-- Start --

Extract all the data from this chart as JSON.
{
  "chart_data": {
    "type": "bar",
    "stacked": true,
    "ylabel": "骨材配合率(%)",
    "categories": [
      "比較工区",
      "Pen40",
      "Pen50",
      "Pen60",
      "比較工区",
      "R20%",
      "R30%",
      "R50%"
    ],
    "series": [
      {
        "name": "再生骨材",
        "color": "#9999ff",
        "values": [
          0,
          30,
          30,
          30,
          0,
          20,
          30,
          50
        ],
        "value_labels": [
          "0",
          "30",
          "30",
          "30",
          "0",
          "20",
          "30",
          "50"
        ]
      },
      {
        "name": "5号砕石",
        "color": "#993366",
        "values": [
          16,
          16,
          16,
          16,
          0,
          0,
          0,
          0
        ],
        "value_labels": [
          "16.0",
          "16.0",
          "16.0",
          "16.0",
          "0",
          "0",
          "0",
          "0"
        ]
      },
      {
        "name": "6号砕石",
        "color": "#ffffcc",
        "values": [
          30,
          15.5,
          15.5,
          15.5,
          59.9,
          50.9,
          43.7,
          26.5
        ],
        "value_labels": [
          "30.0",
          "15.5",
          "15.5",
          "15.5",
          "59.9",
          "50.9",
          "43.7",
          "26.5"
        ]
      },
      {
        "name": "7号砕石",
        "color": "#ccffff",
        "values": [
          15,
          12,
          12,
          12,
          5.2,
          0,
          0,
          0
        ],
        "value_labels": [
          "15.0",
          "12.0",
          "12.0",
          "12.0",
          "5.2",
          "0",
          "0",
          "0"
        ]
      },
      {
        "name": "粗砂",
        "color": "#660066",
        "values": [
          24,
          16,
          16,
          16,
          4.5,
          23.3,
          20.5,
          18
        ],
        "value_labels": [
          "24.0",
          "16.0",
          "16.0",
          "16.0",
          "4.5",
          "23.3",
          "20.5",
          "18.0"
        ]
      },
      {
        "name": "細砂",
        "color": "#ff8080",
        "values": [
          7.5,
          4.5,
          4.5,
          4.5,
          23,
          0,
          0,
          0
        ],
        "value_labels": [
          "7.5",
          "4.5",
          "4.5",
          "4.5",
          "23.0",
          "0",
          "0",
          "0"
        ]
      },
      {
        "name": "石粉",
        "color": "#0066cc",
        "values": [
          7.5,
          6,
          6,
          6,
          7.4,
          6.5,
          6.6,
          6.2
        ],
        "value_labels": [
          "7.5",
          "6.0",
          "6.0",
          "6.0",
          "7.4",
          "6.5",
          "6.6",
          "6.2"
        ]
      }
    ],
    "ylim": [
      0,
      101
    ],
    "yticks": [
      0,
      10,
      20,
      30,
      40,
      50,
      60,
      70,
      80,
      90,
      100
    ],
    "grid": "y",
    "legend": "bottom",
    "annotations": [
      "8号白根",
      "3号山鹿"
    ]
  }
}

-- End --

All of the data needs to be printed once more, exactly.

Extract all the data from this chart as JSON.
{
  "chart_data": {
    "type": "bar",
    "stacked": true,
    "ylabel": "骨材配合率(%)",
    "categories": [
      "比較工区",
      "Pen40",
      "Pen50",
      "Pen60",
      "比較工区",
      "R20%",
      "R30%",
      "R50%"
    ],
    "series": [
      {
        "name": "再生骨材",
        "color": "#9999ff",
        "values": [
          0,
          30,
          30,
          30,
          0,
          20,
          30,
          50
        ],
        "value_labels": [
          "0",
          "30",
          "30",
          "30",
          "0",
          "20",
          "30",
          "50"
        ]
      },
      {
        "name": "5号砕石",
        "color": "#993366",
        "values": [
          16,
          16,
          16,
          16,
          0,
          0,
          0,
          0
        ],
        "value_labels": [
          "16.0",
          "16.0",
          "16.0",
          "16.0",
          "0",
          "0",
          "0",
          "0"
        ]
      },
      {
        "name": "6号砕石",
        "color": "#ffffcc",
        "values": [
          30,
          15.5,
          15.5,
          15.5,
          59.9,
          50.9,
          43.7,
          26.5
        ],
        "value_labels": [
          "30.0",
          "15.5",
          "15.5",
          "15.5",
          "59.9",
          "50.9",
          "43.7",
          "26.5"
        ]
      },
      {
        "name": "7号砕石",
        "color": "#ccffff",
        "values": [
          15,
          12,
          12,
          12,
          5.2,
          0,
          0,
          0
        ],
        "value_labels": [
          "15.0",
          "12.0",
          "12.0",
          "12.0",
          "5.2",
          "0",
          "0",
          "0"
        ]
      },
      {
        "name": "粗砂",
        "color": "#660066",
        "values": [
          24,
          16,
          16,
          16,
          4.5,
          23.3,
          20.5,
          18
        ],
        "value_labels": [
          "24.0",
          "16.0",
          "16.0",
          "16.0",
          "4.5",
          "23.3",
          "20.5",
          "18.0"
        ]
      },
      {
        "name": "細砂",
        "color": "#ff8080",
        "values": [
          7.5,
          4.5,
          4.5,
          4.5,
          23,
          0,
          0,
          0
        ],
        "value_labels": [
          "7.5",
          "4.5",
          "4.5",
          "4.5",
          "23.0",
          "0",
          "0",
          "0"
        ]
      },
      {
        "name": "石粉",
        "color": "#0066cc",
        "values": [
          7.5,
          6,
          6,
          6,
          7.4,
          6.5,
          6.6,
          6.2
        ],
        "value_labels": [
          "7.5",
          "6.0",
          "6.0",
          "6.0",
          "7.4",
          "6.5",
          "6.6",
          "6.2"
        ]
      }
    ],
    "ylim": [
      0,
      101
    ],
    "yticks": [
      0,
      10,
      20,
      30,
      40,
      50,
      60,
      70,
      80,
      90,
      100
    ],
    "grid": "y",
    "legend": "bottom",
    "annotations": [
      "8号白根",
      "3号山鹿"
    ]
  }
}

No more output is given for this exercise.